> Task statement:
Pull every line holding the string "резкой" from the records below.

--- Raw data ---

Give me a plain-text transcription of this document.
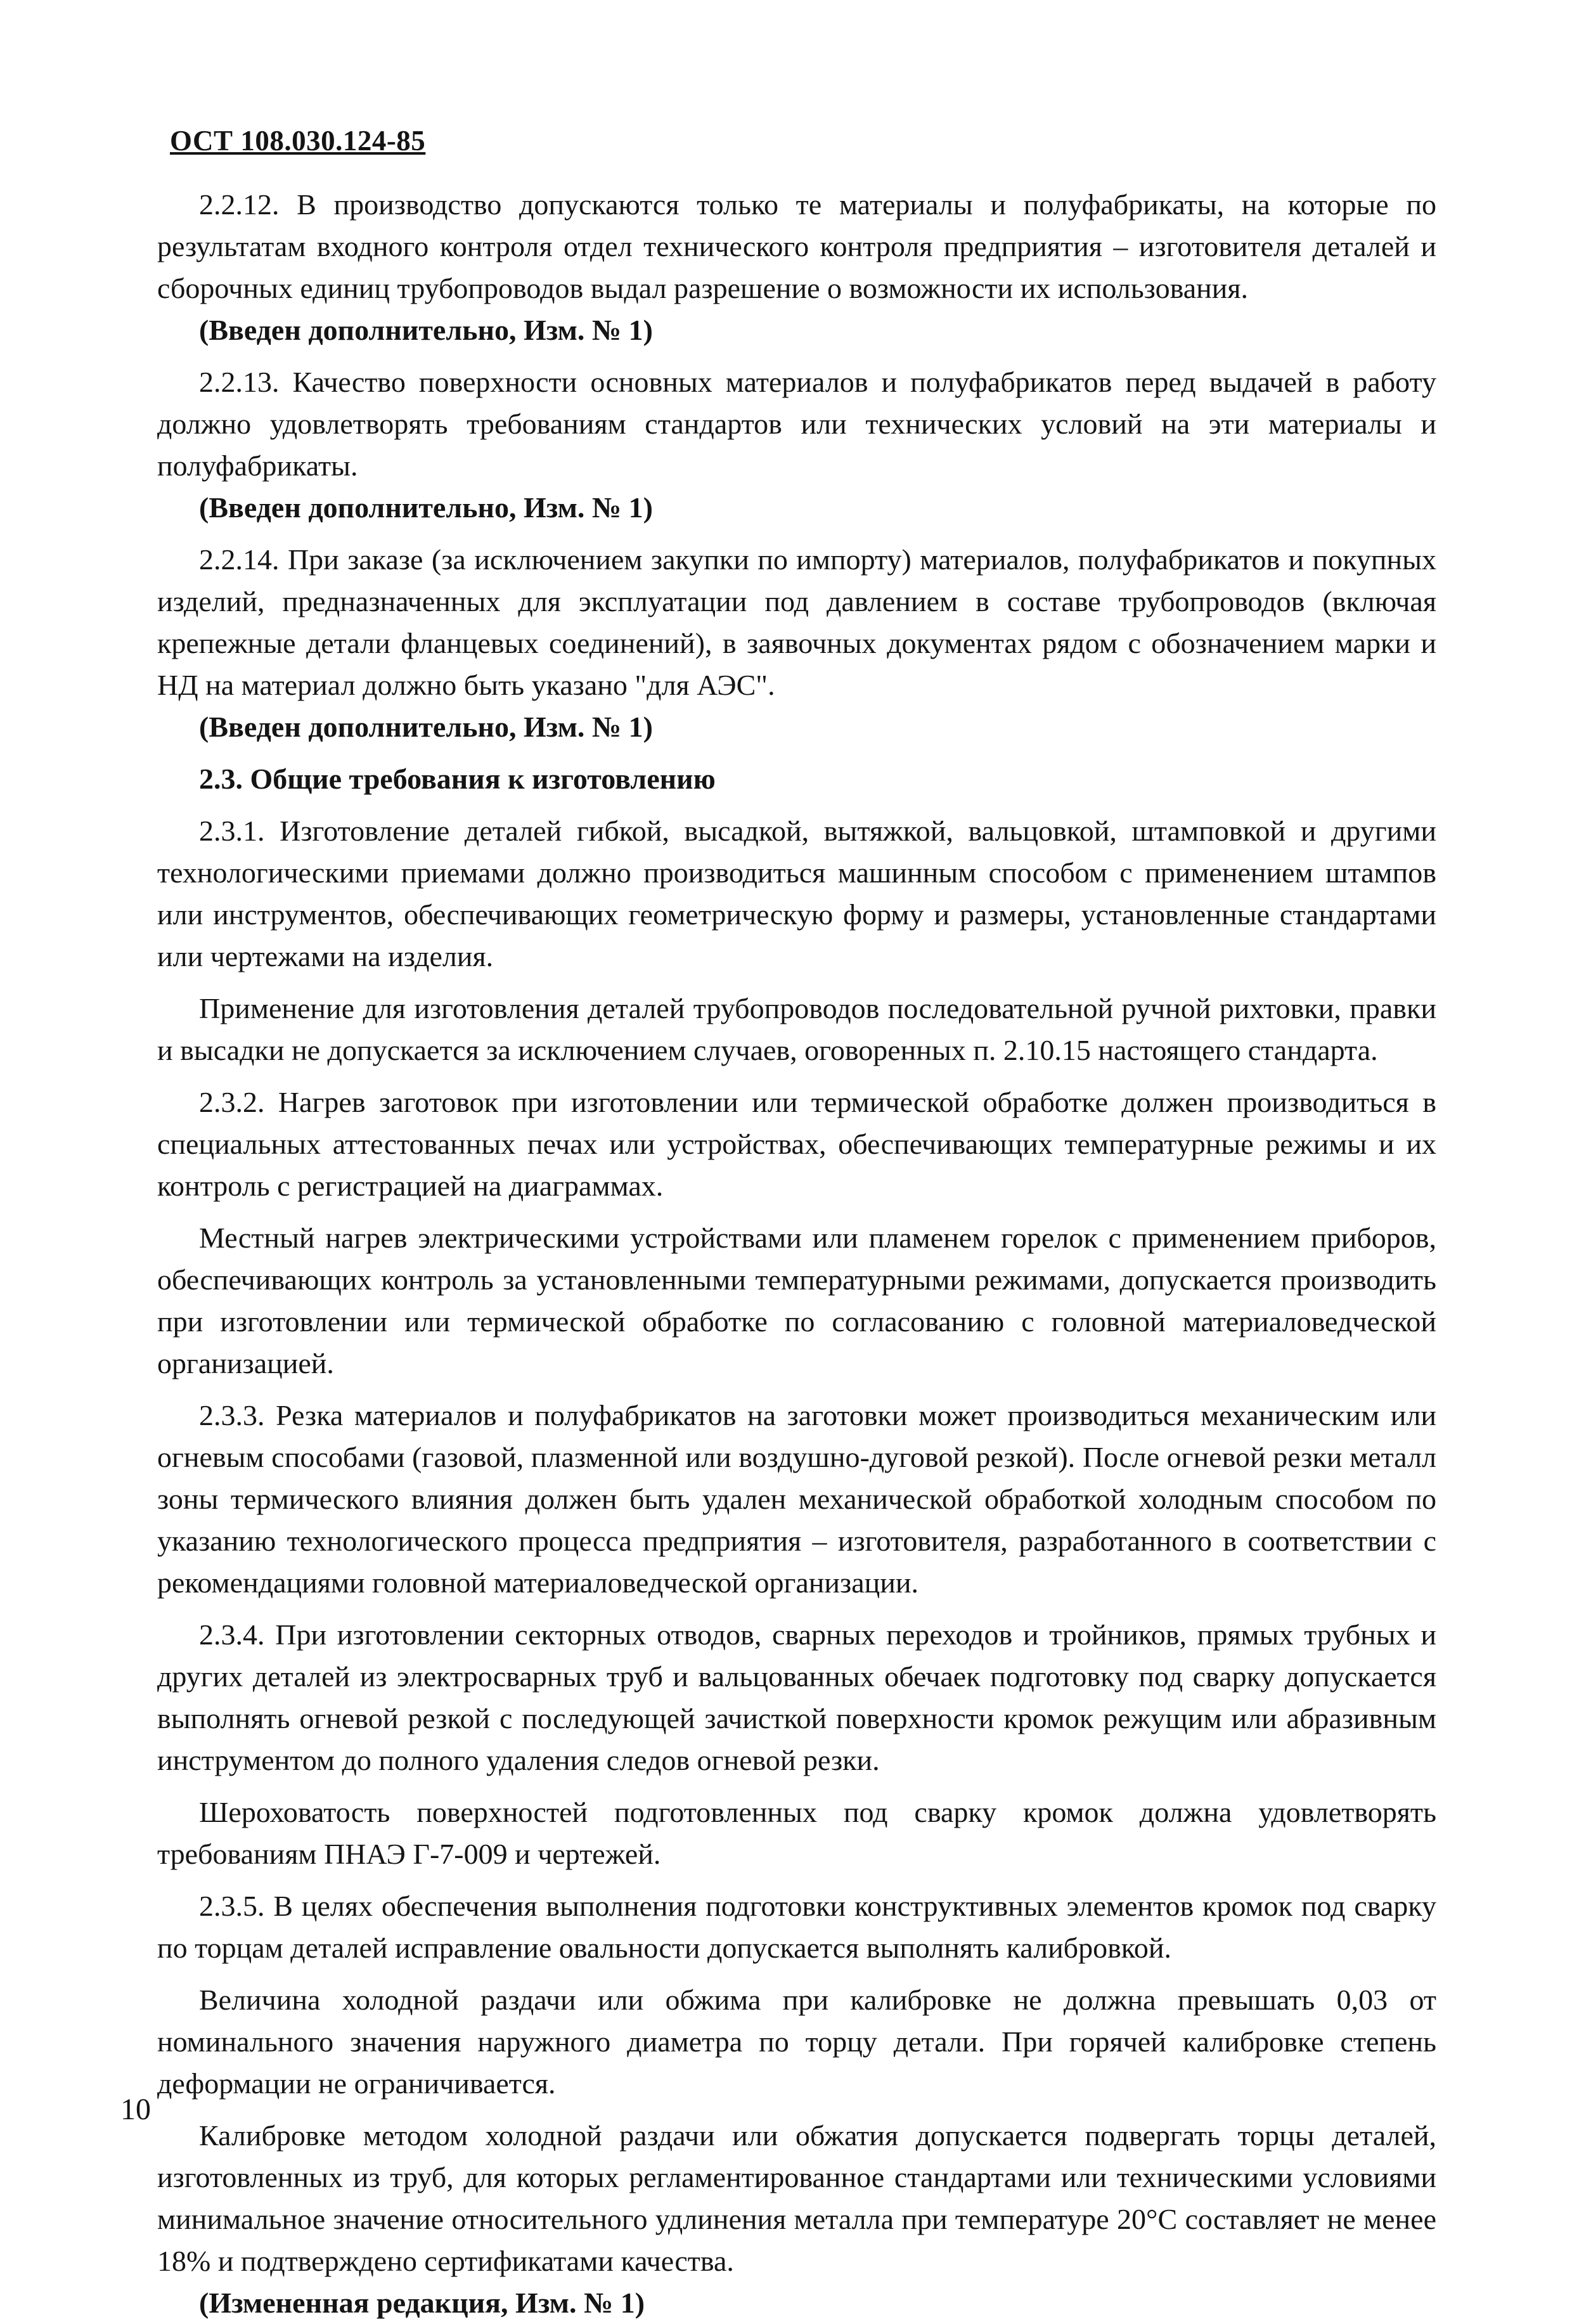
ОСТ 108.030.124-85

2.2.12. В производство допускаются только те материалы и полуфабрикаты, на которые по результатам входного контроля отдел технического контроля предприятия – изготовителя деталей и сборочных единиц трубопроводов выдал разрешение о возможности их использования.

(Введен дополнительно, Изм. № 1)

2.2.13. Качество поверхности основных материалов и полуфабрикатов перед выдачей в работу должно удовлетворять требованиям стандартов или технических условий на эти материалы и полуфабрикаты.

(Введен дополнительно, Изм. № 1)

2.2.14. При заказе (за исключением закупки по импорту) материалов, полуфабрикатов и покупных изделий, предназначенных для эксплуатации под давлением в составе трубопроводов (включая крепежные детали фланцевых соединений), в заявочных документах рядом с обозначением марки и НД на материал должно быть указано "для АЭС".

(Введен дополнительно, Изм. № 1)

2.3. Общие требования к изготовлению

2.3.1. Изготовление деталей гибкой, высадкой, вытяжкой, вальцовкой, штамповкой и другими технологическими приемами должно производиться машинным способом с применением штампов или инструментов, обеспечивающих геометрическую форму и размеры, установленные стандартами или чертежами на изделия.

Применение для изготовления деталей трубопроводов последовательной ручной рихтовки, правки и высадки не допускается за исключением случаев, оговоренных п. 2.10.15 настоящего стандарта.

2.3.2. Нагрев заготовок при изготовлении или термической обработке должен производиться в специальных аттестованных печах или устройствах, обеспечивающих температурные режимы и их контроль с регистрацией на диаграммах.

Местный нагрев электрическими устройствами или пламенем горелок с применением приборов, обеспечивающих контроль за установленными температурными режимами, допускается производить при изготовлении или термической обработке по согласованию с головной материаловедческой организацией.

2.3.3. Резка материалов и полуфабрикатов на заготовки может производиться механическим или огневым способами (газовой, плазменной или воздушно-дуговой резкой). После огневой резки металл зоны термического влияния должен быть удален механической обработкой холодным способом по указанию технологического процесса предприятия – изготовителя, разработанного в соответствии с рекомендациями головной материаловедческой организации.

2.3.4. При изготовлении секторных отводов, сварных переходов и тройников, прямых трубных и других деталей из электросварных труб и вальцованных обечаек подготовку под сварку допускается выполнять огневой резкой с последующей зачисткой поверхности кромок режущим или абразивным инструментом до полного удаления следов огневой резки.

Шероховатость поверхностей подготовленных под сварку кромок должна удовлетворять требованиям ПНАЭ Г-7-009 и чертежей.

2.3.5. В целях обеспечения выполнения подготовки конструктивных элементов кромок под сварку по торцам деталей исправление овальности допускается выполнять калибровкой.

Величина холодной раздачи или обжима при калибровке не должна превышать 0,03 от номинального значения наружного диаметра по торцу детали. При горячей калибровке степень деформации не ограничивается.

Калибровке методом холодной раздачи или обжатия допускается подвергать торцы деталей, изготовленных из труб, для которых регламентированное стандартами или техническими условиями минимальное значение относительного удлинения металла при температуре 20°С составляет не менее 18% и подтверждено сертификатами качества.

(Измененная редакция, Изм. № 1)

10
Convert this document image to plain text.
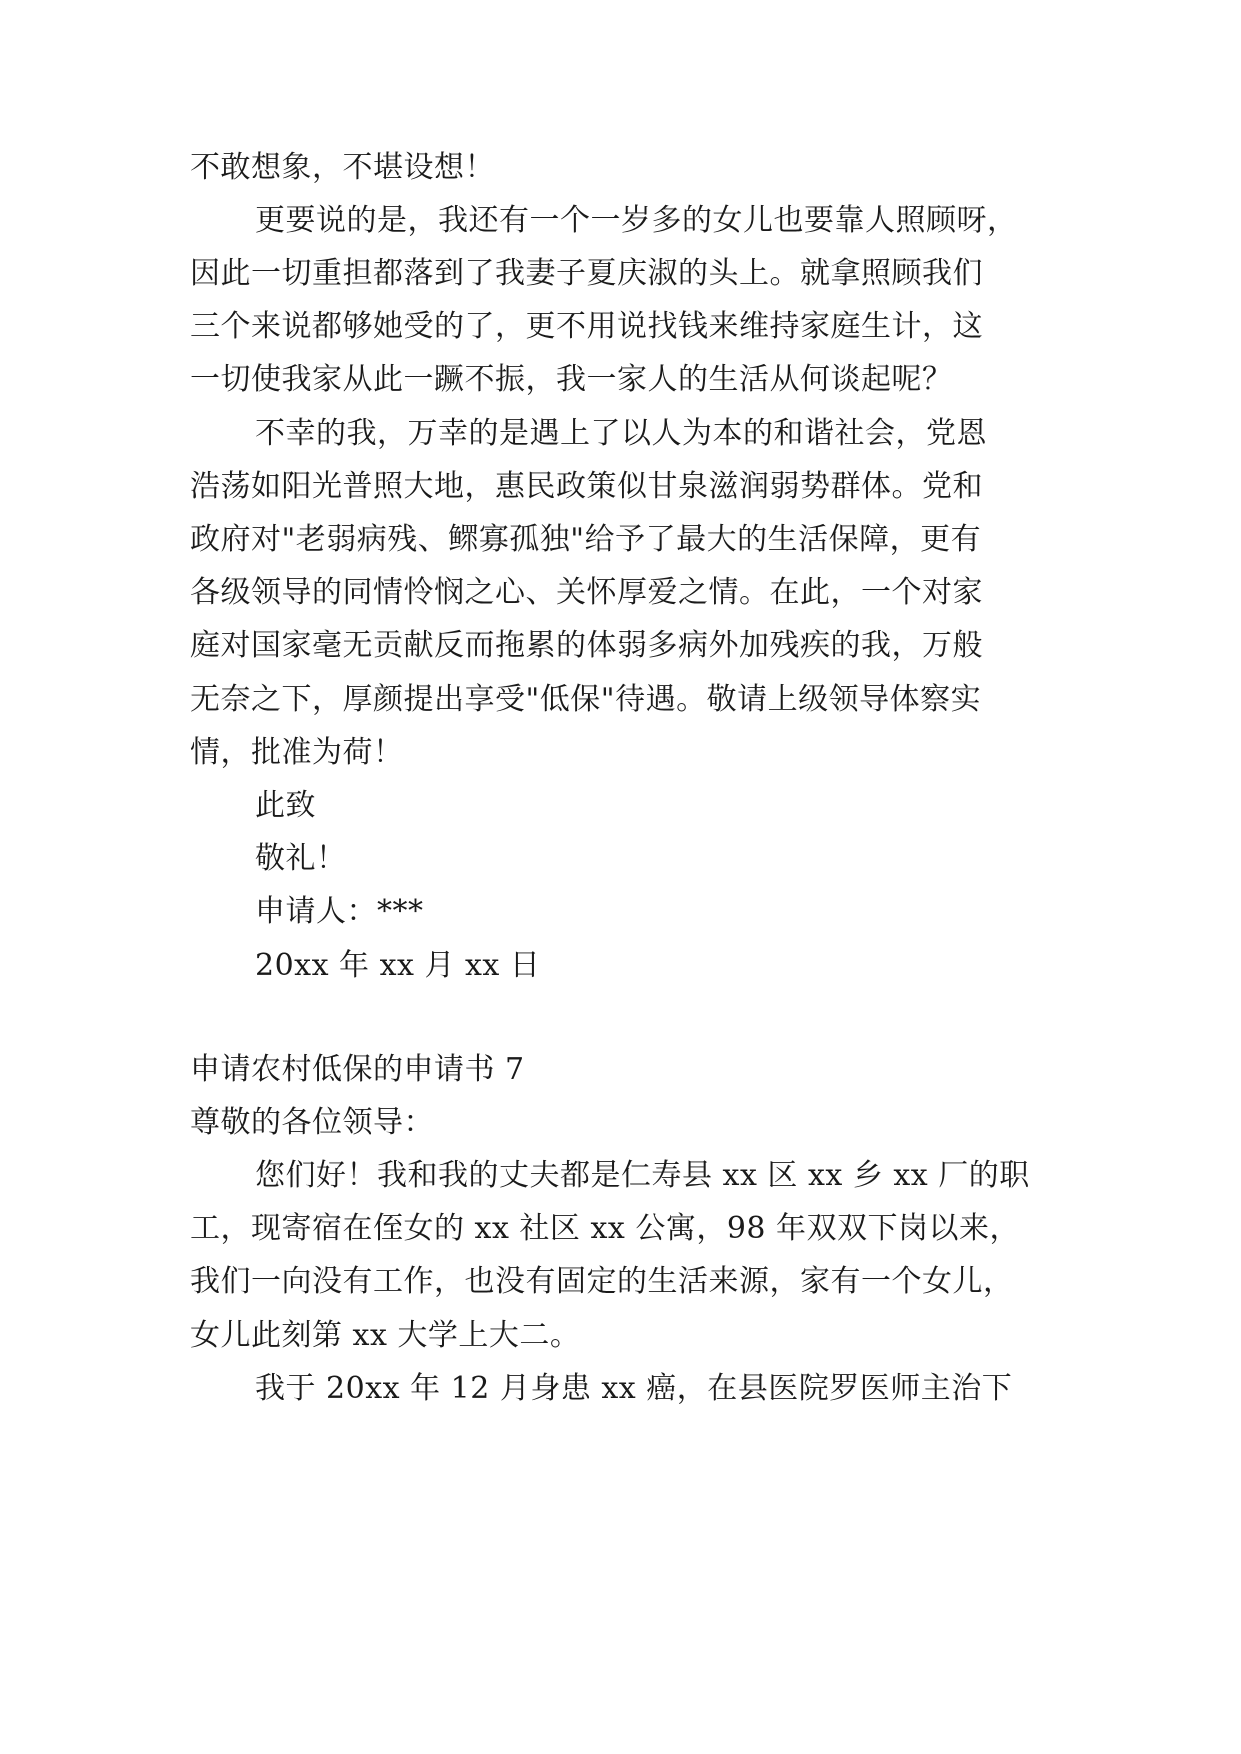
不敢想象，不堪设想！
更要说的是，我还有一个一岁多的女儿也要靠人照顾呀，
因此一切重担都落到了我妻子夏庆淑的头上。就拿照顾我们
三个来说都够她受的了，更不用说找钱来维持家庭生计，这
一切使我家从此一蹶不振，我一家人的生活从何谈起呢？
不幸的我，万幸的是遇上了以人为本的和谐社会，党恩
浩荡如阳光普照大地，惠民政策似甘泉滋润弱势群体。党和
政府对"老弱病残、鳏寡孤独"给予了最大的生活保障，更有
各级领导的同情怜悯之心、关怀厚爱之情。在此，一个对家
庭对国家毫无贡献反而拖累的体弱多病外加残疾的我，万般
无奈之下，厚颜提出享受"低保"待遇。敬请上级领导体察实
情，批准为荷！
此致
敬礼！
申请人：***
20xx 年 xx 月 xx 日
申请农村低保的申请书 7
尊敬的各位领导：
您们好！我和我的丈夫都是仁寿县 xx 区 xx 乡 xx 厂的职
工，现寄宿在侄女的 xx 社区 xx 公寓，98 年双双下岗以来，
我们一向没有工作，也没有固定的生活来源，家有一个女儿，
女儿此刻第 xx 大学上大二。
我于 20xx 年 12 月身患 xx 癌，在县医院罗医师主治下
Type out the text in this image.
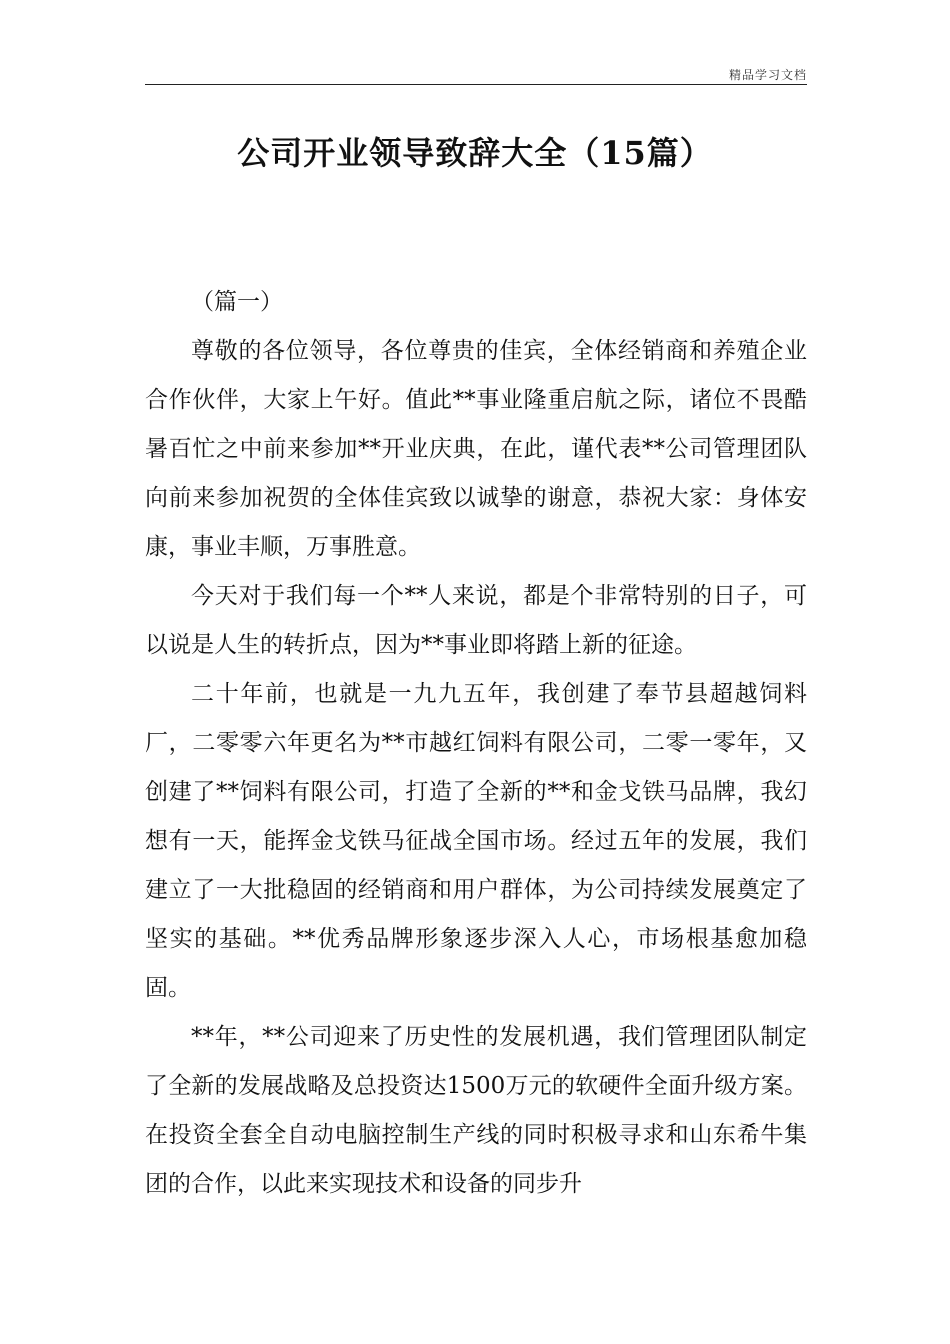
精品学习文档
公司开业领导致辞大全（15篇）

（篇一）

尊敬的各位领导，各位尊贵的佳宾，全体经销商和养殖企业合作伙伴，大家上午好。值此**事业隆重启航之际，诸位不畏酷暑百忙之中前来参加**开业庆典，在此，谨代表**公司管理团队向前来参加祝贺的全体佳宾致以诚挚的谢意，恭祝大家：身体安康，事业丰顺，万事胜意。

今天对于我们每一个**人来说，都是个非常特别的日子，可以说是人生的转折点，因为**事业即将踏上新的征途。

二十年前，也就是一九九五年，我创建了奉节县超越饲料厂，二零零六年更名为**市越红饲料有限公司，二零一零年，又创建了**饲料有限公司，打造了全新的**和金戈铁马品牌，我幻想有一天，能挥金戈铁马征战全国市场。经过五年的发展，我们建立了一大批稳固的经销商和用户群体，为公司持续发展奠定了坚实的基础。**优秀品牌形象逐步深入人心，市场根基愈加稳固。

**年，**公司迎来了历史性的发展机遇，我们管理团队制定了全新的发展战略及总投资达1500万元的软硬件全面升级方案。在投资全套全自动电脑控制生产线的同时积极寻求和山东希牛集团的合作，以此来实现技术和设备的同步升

---

> Right answer:
2.3.3. Резка материалов и полуфабрикатов на заготовки может производиться механическим или огневым способами (газовой, плазменной или воздушно-дуговой резкой). После огневой резки металл зоны термического влияния должен быть удален механической обработкой холодным способом по указанию технологического процесса предприятия – изготовителя, разработанного в соответствии с рекомендациями головной материаловедческой организации.
2.3.4. При изготовлении секторных отводов, сварных переходов и тройников, прямых трубных и других деталей из электросварных труб и вальцованных обечаек подготовку под сварку допускается выполнять огневой резкой с последующей зачисткой поверхности кромок режущим или абразивным инструментом до полного удаления следов огневой резки.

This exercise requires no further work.